(Given task 1):
In the quilting text, where was the estate sale at which the blocks and quilt top were bought?
(Given task 2):
Write the next part of the quilting text, picking up after its final sentence.

The top has been finished for a long time.
I have nowhere in my apartment to spread out a double-bed sized quilt, so you will have to use your imagination; the top row of brighter blue blocks is the center row.
In the 70s when I learned to quilt, my husband was an avid auction attender. At one estate sale he bought me two piles of blocks and a quilt top. Alas, I don’t even remember the name associated with the estate sale, but it was in Cambridge, Ohio. It was before my introduction to quilt history and the need to record provenance.
I liked the old-fashioned shirting look (which of course is no longer old-fashioned), but thought the blocks a bit dull and planned the sashing and cornerstones to brighten them up. In those days we used sheets for backing, and I bought a dark blue one. I set it aside for a time when it would be easy to baste.
Enter a long gap in my quilting career.
In the late 90s when I returned to quilting and joined a guild, I took the top, batting, and backing to a guild retreat where I planned to baste it on the large tables only to learn that the sheet wasn’t big enough. So the top got set aside again while I looked for coordinating backing fabric. And there it stayed because there was nothing urgent about finishing it.

(Given information):
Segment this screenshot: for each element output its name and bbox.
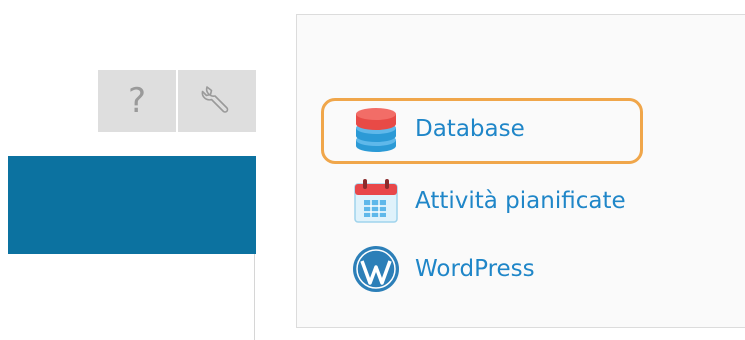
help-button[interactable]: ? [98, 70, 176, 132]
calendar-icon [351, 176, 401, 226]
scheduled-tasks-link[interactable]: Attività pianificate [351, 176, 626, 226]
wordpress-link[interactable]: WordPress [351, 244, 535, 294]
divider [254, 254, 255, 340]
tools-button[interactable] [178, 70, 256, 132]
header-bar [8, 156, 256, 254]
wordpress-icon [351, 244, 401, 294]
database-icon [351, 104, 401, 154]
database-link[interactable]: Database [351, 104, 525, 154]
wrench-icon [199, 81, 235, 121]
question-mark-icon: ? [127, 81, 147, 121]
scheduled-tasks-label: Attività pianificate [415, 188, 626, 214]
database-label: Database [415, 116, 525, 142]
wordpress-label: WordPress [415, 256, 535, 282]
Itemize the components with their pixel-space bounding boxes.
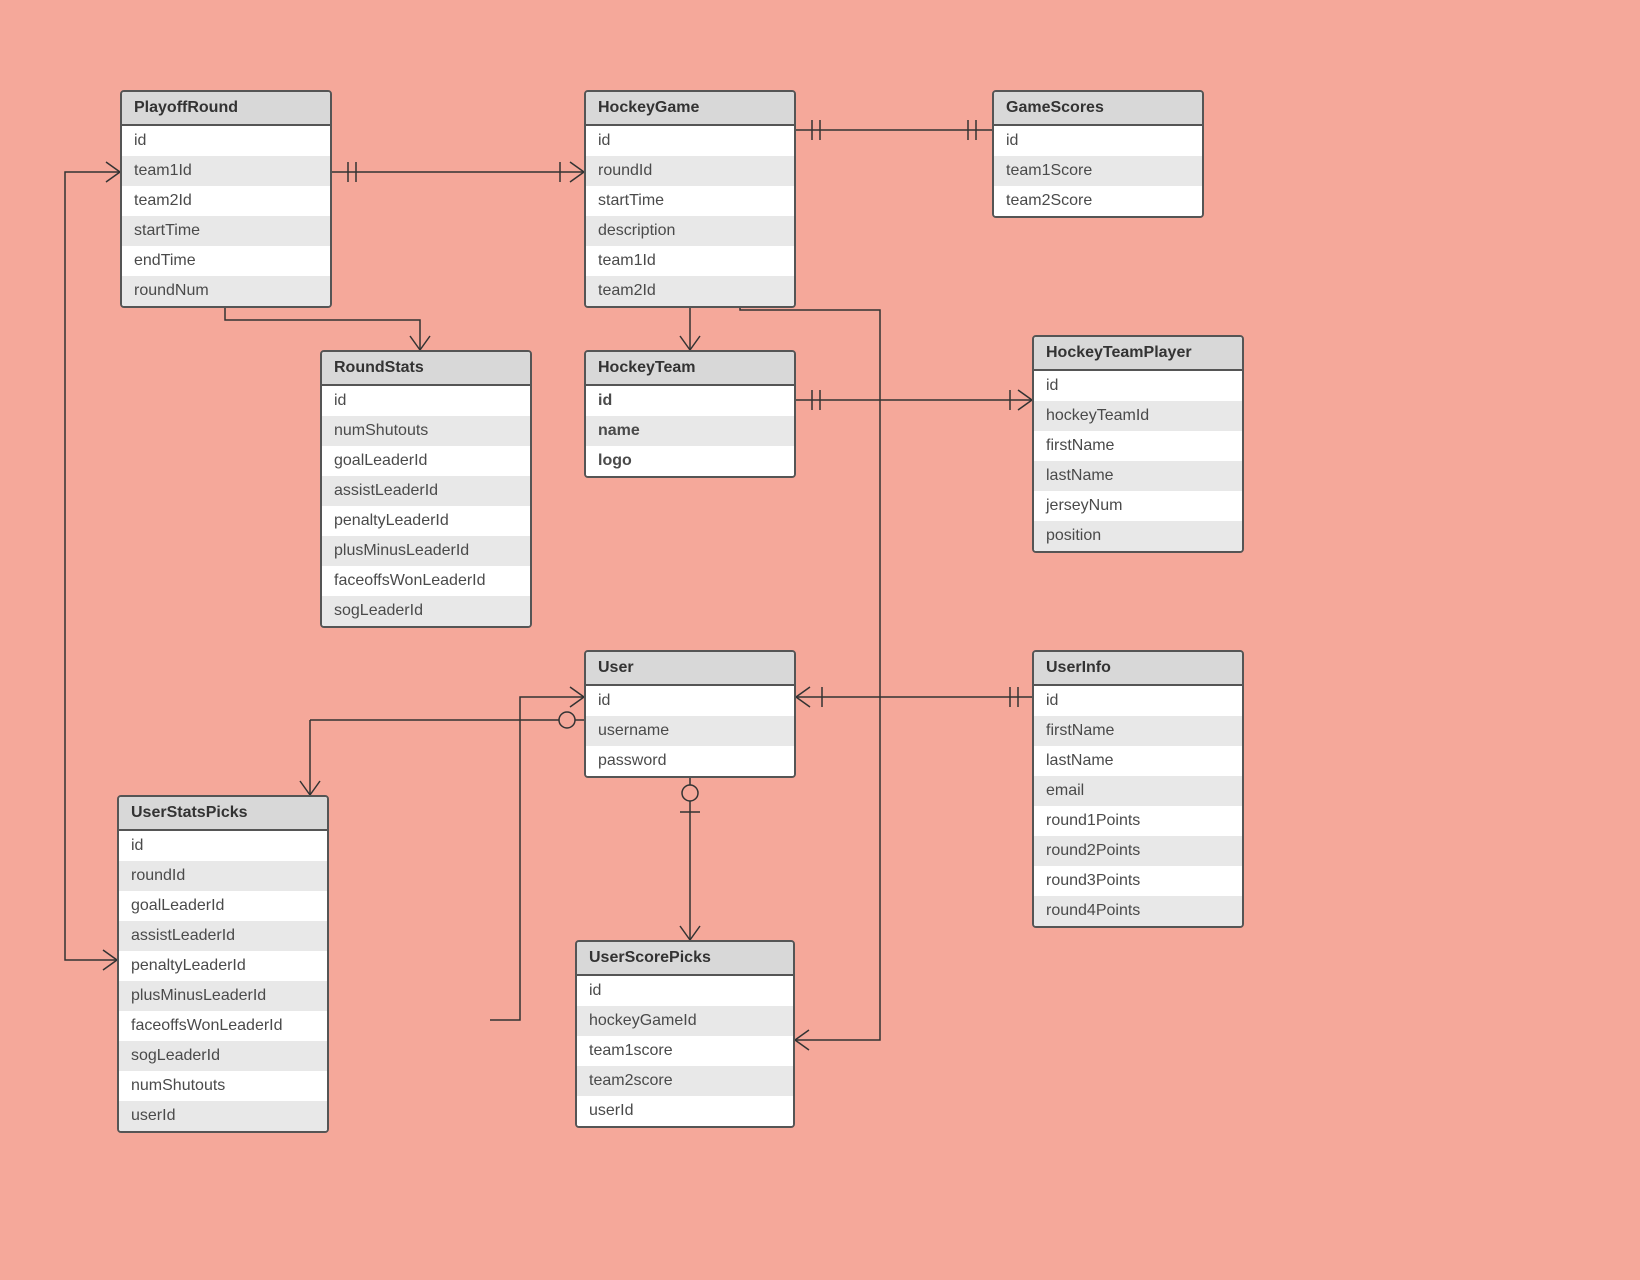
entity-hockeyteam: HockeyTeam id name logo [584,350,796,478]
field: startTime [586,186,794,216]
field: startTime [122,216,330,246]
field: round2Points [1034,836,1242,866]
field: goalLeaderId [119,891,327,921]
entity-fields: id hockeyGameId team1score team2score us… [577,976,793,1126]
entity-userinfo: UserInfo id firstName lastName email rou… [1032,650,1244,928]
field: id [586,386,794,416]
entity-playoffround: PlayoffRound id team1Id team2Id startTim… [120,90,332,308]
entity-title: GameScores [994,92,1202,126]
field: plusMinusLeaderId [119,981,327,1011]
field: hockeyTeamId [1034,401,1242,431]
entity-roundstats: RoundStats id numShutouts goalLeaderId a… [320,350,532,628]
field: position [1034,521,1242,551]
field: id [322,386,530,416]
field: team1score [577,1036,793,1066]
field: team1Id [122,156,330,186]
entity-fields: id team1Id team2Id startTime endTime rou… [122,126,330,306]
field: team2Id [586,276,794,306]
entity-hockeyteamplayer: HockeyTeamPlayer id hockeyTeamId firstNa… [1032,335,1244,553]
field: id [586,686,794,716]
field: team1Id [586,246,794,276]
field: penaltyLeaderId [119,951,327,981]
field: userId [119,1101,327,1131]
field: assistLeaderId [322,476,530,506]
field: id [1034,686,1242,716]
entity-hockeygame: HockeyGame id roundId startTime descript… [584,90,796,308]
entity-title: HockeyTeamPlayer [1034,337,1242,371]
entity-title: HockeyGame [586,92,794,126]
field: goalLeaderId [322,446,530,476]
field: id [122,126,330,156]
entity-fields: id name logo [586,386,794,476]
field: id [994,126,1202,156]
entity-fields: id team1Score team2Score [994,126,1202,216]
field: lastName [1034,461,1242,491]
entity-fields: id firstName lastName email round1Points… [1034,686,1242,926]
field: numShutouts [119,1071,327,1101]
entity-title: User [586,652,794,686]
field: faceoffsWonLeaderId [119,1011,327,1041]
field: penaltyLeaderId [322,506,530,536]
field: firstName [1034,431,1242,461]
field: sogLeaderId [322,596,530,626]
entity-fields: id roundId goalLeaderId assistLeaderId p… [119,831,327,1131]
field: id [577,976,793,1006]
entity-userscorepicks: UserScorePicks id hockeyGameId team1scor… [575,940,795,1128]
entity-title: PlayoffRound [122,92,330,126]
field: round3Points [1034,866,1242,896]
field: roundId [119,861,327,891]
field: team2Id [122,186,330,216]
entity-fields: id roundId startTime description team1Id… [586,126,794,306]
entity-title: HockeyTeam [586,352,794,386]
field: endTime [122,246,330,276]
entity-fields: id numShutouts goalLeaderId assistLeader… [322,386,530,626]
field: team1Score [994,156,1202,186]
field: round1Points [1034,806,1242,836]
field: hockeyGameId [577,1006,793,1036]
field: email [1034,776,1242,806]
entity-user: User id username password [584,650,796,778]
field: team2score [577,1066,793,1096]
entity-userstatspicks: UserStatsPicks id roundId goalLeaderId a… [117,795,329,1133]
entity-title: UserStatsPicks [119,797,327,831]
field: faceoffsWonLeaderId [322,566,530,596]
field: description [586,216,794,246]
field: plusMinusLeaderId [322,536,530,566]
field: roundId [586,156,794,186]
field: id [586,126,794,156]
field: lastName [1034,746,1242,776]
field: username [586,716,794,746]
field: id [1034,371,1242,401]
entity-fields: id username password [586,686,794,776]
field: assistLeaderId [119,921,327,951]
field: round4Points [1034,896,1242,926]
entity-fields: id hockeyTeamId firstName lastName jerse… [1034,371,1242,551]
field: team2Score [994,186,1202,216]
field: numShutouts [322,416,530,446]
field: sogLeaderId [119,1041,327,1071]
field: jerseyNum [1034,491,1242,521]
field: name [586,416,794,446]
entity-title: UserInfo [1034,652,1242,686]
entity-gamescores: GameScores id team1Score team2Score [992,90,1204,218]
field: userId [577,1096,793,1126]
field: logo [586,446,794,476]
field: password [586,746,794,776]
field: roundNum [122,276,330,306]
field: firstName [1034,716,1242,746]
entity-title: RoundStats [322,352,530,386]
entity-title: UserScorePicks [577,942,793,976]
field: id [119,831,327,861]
* * *
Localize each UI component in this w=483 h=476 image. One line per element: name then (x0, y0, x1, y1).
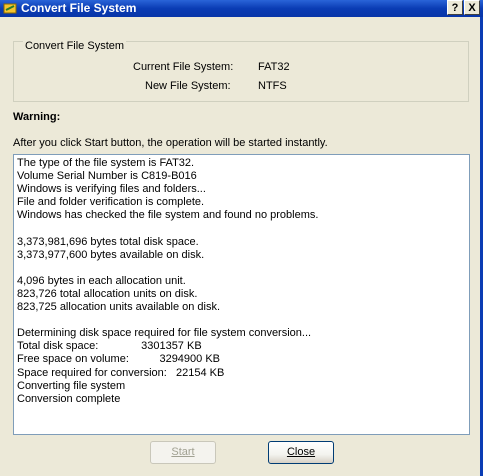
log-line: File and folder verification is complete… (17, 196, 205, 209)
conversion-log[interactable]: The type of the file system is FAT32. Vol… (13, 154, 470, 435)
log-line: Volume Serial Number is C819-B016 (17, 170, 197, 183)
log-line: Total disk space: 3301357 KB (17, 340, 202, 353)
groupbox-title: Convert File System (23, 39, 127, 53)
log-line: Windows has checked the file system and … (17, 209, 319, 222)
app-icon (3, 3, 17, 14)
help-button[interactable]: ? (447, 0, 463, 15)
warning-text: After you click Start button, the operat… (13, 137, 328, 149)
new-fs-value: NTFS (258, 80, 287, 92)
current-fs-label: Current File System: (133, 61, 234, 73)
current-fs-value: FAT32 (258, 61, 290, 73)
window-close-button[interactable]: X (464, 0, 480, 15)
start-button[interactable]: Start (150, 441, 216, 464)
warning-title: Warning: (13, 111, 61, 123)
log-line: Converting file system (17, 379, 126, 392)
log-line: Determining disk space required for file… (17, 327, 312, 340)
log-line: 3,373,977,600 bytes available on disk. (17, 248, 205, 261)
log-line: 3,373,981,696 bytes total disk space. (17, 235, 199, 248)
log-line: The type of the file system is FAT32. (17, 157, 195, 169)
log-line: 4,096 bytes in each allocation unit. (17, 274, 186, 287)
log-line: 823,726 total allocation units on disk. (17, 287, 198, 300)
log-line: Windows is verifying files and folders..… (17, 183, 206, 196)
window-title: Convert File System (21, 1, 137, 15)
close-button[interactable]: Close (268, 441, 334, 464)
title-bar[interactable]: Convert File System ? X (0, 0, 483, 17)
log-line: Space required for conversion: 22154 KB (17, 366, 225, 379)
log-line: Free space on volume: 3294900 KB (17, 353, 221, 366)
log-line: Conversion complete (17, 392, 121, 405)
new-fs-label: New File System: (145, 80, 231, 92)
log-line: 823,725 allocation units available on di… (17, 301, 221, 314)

(Result 1):
Cambridge, Ohio

(Result 2):
Fast forward to the present when I learned of longarmers who would baste quilts on their longarm machines. The quilt is revived, the back is made, and they are ready to be sent on for basting.
The blocks are hand pieced. I machine stitched the sashing and borders. I plan hand quilting in honor of the blocks. And because it is a nice change of pace.
I’ll link belatedly with Needle and Thread Thursday. And I’ll be linking with LAFF because it is a finished top. I’ll be linking up with Oh Scrap! because I’m sure the 9-patch blocks were made from either left overs or usable parts of old shirts. Several of the squares are themselves pieced. And because 9-patch is the theme for Feb 3, I’ll link with Tuesday Archives.
8 responses to “Reviving a Dormant 9-Patch”
Smart to have a longarmer baste the quilt top for you – my customers like me to do this when they occasionally decide to hand quilt a quilt. This ensures that the backing won’t have any tucks as we can quilt the lines as close as you need us to. You can easily mark the quilting before or after the quilt top is basted. It is so hard to get larger quilts to stay flat when you try to hand or pin baste them. Looking forward to seeing your progress on this – maybe a peek every month to keep you moving on it??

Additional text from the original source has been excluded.